Records from a dataset

-- -- --

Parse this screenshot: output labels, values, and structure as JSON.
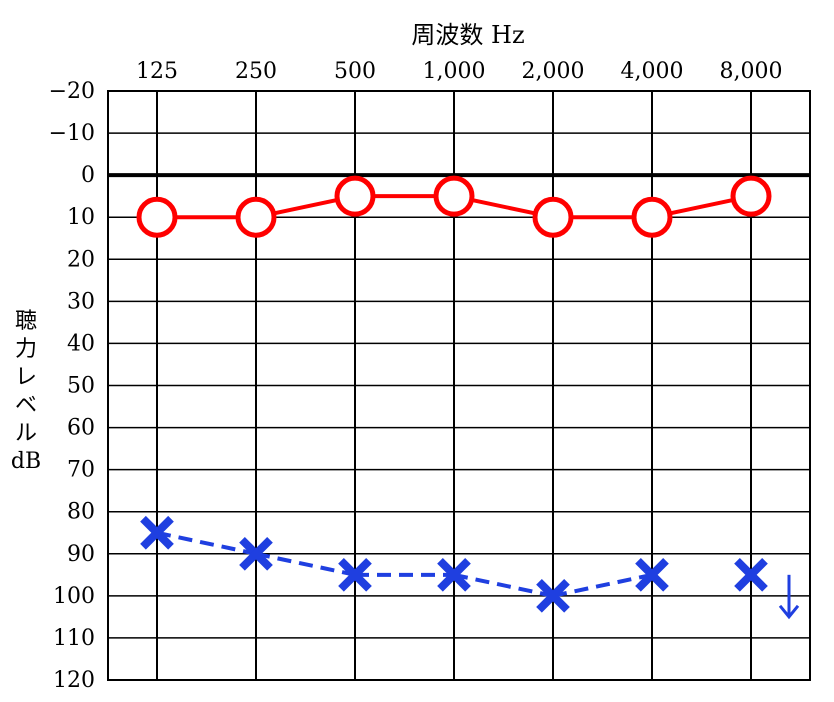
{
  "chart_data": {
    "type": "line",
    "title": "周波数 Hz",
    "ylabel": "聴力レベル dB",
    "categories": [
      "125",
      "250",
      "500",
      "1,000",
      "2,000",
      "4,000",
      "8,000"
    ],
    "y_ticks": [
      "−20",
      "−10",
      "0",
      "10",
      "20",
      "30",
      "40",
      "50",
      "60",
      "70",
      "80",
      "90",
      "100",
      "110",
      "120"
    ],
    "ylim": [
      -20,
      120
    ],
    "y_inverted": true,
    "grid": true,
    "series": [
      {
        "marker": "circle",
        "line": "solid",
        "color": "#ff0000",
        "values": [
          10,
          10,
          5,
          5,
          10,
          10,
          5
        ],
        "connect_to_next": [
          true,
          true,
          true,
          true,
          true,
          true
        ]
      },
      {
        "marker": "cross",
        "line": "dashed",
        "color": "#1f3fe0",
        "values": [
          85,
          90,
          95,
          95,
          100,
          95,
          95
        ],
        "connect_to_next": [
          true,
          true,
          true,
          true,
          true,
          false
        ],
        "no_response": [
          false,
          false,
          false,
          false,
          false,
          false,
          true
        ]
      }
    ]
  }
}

-- -- --

- _Required work_:
Restate the whole listing above exactly, except for its images.

- _Result for this exercise_:
Parse this screenshot: output labels, values, and structure as JSON.
{
  "chart_data": {
    "type": "line",
    "title": "周波数 Hz",
    "ylabel": "聴力レベル dB",
    "categories": [
      "125",
      "250",
      "500",
      "1,000",
      "2,000",
      "4,000",
      "8,000"
    ],
    "y_ticks": [
      "−20",
      "−10",
      "0",
      "10",
      "20",
      "30",
      "40",
      "50",
      "60",
      "70",
      "80",
      "90",
      "100",
      "110",
      "120"
    ],
    "ylim": [
      -20,
      120
    ],
    "y_inverted": true,
    "grid": true,
    "series": [
      {
        "marker": "circle",
        "line": "solid",
        "color": "#ff0000",
        "values": [
          10,
          10,
          5,
          5,
          10,
          10,
          5
        ],
        "connect_to_next": [
          true,
          true,
          true,
          true,
          true,
          true
        ]
      },
      {
        "marker": "cross",
        "line": "dashed",
        "color": "#1f3fe0",
        "values": [
          85,
          90,
          95,
          95,
          100,
          95,
          95
        ],
        "connect_to_next": [
          true,
          true,
          true,
          true,
          true,
          false
        ],
        "no_response": [
          false,
          false,
          false,
          false,
          false,
          false,
          true
        ]
      }
    ]
  }
}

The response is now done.